Identify each line below that contains the word "subtitle", and copy it out.

Extracted data entries:

= = =

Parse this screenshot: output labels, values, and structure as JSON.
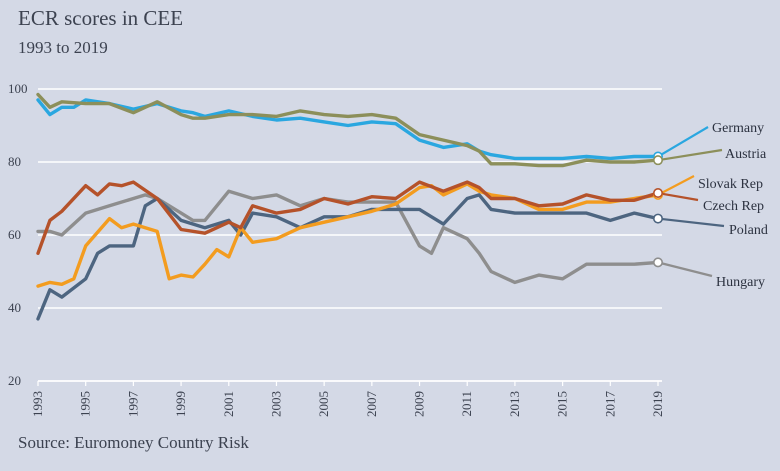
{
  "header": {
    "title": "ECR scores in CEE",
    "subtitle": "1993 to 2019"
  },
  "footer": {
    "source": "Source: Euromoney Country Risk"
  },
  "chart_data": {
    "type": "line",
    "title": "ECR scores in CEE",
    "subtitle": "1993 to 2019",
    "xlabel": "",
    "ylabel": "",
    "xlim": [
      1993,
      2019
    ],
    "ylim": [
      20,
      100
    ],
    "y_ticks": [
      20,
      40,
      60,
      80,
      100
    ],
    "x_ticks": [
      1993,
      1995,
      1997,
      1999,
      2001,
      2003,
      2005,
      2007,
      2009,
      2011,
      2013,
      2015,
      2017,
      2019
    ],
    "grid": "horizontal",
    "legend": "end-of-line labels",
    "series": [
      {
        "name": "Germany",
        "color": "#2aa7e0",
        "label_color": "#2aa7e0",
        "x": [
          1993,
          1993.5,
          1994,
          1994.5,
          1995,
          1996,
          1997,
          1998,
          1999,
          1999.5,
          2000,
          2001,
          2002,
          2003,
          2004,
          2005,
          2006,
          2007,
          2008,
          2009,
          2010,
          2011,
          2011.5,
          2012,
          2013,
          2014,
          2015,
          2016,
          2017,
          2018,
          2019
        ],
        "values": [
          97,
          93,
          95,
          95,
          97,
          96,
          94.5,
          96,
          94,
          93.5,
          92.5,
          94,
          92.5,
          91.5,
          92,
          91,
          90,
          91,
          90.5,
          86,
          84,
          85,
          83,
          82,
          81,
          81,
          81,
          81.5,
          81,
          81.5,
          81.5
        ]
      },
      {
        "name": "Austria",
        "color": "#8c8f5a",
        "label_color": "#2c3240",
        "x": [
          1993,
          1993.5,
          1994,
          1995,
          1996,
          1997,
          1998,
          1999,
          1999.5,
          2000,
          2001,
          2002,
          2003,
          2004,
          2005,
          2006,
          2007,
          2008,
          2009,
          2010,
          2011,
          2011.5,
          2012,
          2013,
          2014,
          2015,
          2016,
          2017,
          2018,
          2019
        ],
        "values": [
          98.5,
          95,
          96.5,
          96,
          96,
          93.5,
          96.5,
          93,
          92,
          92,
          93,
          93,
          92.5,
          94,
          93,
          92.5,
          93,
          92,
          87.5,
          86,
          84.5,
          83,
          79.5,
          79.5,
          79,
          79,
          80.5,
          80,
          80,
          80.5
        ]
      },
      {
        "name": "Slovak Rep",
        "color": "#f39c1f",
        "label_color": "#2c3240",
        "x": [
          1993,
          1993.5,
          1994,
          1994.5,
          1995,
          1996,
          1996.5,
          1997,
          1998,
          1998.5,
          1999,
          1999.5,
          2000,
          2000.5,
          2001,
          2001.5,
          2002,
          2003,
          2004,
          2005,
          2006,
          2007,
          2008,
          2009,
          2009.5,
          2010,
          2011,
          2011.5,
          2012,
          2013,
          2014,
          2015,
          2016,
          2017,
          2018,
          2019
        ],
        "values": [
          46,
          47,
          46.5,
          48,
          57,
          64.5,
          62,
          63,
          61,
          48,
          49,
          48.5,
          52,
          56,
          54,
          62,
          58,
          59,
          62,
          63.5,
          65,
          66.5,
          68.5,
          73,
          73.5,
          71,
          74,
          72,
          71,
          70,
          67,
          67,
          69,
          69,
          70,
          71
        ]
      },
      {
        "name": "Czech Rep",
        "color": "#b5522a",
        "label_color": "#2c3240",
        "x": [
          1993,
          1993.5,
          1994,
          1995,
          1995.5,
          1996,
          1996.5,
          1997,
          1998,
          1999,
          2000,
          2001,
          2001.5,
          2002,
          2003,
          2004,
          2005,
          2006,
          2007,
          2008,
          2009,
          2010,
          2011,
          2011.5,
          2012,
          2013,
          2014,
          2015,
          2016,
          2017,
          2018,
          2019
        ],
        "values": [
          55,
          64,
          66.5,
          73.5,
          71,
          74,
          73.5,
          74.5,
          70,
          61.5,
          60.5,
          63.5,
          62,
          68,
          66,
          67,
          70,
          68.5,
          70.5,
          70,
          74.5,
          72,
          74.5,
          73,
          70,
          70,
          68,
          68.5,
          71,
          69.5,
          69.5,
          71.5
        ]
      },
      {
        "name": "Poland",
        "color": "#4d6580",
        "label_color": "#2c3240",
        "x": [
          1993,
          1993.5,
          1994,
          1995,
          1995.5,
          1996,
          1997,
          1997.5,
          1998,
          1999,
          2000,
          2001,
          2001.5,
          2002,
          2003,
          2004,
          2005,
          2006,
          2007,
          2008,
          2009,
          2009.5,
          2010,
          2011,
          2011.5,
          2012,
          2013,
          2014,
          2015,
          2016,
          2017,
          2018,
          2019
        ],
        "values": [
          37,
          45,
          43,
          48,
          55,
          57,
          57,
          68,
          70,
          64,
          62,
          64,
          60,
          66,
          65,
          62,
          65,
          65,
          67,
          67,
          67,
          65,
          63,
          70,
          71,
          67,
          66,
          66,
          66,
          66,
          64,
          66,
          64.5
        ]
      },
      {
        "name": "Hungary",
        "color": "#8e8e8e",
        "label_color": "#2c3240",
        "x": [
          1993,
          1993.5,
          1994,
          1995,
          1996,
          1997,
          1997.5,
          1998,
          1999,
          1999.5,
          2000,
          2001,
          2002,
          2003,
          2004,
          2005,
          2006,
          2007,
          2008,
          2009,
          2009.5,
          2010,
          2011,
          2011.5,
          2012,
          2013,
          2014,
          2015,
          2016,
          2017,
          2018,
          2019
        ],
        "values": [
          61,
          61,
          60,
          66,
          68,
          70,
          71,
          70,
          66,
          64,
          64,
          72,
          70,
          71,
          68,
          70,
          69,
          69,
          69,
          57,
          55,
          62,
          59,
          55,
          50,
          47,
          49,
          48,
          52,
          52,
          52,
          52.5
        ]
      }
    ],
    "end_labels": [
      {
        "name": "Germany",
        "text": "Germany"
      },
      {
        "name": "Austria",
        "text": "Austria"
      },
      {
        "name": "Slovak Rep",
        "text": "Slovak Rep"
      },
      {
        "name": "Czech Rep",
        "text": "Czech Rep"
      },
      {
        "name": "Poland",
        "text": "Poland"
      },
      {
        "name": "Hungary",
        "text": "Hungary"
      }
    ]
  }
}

= = =

» **Solution**
    "subtitle": "1993 to 2019"
    "subtitle": "1993 to 2019",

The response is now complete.